▶ _Records shown_:
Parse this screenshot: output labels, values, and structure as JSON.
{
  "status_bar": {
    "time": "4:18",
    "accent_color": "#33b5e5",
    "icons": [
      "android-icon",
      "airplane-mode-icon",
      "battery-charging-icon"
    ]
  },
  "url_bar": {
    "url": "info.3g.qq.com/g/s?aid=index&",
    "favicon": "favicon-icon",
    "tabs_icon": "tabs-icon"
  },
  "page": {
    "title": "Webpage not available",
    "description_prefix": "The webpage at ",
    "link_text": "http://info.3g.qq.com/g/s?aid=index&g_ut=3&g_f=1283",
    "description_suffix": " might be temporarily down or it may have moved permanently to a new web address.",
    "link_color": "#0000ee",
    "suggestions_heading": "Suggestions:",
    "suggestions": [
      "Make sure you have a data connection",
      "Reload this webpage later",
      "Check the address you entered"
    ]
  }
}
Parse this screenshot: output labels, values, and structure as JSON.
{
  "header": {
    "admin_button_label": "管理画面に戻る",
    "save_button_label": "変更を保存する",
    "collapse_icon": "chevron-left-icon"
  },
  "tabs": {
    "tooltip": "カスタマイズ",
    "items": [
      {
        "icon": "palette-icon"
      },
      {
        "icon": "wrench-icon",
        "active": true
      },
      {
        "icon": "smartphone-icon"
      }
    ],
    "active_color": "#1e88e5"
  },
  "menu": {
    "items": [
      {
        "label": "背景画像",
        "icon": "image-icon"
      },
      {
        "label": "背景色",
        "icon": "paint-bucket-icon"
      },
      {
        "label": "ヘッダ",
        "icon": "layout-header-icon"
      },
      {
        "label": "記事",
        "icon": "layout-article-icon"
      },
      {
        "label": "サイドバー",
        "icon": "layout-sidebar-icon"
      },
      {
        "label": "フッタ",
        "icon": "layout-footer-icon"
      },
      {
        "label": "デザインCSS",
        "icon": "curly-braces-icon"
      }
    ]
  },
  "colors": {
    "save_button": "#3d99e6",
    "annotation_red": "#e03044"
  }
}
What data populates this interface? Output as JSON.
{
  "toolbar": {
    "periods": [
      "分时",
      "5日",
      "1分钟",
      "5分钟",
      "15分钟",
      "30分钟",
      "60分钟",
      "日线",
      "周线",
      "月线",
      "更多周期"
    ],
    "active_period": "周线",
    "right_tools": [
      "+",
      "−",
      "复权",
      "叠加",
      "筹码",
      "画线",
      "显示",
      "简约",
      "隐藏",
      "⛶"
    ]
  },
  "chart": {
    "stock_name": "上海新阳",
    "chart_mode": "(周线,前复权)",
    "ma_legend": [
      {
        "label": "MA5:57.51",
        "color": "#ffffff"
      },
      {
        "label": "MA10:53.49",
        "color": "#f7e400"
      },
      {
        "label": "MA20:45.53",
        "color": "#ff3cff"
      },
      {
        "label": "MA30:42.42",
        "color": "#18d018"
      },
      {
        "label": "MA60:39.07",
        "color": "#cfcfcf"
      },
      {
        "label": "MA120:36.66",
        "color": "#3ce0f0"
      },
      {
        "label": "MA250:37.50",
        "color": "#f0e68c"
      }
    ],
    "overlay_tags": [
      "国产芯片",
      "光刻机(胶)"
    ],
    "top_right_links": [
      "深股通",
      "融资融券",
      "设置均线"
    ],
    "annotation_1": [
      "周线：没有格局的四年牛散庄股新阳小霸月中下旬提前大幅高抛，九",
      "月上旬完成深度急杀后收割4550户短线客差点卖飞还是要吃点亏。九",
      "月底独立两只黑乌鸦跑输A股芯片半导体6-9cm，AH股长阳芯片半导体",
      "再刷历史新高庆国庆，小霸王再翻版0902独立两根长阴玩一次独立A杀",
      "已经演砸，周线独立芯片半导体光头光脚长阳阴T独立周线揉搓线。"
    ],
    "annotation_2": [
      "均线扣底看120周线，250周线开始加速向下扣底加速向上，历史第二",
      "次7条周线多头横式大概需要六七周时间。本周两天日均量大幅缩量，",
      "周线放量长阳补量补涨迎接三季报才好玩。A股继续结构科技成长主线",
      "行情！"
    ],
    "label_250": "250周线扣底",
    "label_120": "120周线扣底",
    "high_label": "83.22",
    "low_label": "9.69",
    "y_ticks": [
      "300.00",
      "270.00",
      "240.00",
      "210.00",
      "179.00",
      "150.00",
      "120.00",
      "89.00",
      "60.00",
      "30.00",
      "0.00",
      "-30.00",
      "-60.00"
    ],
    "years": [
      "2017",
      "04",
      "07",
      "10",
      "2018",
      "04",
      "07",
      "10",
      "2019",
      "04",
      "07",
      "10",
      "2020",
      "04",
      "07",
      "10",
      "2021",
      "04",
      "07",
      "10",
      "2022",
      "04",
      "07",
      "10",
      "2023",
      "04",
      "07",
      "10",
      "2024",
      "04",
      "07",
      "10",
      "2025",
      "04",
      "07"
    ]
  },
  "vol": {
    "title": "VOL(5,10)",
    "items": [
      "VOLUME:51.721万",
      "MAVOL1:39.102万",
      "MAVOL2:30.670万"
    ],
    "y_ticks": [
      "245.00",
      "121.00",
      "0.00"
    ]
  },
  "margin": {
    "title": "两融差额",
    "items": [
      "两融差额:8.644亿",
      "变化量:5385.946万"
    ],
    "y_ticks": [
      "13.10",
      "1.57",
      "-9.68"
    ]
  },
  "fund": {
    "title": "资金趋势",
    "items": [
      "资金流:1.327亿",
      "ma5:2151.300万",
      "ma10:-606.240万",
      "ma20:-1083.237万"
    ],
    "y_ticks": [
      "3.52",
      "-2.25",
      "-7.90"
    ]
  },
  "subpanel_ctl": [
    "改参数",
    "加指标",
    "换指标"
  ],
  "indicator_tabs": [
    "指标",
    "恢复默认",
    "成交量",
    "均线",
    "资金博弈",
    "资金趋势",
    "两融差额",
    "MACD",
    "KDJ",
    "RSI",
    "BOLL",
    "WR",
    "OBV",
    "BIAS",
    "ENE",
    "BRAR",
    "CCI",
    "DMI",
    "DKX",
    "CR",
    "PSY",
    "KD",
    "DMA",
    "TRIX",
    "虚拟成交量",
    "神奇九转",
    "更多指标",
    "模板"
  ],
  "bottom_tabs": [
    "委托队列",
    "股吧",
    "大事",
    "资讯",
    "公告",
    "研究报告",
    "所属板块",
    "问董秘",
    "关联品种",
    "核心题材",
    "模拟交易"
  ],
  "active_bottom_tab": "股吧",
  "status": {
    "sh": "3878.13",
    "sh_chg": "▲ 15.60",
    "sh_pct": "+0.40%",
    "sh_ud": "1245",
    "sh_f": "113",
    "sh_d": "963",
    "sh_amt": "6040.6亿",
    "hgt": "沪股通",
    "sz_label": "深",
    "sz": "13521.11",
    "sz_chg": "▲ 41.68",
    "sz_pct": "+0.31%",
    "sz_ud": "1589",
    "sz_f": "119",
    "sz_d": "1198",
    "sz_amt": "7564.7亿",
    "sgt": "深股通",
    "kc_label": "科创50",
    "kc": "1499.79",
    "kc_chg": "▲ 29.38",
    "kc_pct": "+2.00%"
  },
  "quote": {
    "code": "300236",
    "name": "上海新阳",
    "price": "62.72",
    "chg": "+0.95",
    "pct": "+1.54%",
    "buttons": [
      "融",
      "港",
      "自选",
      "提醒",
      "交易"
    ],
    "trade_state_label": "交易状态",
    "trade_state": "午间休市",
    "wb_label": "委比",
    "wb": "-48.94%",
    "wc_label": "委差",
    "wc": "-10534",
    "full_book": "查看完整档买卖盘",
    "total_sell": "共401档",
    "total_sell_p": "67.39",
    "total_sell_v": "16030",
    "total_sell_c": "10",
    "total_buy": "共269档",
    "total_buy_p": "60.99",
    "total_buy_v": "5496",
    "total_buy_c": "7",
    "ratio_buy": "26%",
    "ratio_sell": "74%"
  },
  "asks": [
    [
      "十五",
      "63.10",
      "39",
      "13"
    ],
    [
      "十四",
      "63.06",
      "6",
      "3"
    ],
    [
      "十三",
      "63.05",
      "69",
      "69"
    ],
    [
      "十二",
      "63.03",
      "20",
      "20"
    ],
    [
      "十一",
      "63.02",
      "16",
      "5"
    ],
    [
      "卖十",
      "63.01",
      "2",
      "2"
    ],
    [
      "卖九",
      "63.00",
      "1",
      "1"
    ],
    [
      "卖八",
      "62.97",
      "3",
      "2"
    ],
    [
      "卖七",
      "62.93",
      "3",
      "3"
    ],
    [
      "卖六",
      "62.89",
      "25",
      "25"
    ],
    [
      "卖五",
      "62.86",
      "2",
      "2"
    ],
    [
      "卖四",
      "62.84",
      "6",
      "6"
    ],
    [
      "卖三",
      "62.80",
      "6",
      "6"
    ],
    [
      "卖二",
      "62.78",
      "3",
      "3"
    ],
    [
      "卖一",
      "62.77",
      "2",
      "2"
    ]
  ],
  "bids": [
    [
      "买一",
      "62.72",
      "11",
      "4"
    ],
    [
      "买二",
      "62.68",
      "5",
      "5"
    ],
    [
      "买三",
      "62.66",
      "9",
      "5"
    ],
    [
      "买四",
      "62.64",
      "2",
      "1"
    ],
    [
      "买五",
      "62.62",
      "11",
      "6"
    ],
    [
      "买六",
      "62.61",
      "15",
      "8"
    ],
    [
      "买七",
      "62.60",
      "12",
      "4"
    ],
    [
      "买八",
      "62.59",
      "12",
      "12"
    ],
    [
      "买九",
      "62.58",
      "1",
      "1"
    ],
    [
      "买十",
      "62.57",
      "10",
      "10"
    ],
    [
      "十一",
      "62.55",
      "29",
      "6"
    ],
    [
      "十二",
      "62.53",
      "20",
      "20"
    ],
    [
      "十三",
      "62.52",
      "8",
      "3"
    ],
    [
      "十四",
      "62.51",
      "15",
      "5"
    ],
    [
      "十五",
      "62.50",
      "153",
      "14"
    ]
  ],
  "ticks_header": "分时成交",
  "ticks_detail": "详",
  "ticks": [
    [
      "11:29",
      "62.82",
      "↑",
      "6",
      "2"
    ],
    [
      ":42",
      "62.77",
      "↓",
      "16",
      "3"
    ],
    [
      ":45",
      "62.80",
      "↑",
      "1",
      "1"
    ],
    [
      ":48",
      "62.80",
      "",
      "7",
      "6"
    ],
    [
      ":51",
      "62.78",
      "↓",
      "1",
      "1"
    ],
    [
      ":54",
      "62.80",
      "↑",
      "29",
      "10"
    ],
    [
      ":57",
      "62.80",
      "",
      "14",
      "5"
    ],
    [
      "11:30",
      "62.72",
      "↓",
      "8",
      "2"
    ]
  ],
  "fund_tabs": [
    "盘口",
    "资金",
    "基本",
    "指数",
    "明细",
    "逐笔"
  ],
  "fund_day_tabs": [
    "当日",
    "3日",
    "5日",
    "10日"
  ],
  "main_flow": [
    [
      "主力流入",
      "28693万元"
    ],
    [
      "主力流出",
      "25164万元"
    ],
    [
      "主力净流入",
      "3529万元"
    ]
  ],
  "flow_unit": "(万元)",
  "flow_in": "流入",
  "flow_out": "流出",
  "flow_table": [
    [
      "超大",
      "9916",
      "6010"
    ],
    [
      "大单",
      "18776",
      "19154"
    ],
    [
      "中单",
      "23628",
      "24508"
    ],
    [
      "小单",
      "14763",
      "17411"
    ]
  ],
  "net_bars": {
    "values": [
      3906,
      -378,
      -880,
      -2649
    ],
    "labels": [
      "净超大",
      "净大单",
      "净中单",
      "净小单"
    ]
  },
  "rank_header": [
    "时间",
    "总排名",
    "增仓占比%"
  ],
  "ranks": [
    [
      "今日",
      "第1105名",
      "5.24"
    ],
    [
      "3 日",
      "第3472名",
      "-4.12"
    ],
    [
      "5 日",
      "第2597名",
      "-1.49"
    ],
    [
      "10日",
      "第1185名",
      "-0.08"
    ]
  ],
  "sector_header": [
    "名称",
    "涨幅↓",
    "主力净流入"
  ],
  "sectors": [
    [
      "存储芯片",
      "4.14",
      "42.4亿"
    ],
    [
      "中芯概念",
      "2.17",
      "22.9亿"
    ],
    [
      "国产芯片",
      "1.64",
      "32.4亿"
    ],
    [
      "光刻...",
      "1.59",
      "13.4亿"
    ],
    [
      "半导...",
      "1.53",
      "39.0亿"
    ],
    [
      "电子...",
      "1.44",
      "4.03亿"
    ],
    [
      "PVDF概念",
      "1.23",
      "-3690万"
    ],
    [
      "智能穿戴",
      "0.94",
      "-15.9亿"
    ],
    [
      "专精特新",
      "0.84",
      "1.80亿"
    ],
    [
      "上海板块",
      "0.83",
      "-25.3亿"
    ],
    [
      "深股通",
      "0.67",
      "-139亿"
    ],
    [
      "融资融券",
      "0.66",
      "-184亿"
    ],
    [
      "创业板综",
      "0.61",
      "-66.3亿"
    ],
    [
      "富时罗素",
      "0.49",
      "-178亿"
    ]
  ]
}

▶ _Instruction_: Identify and copy all lines with the word "index".

▶ _Response below_:
    "url": "info.3g.qq.com/g/s?aid=index&",
    "link_text": "http://info.3g.qq.com/g/s?aid=index&g_ut=3&g_f=1283",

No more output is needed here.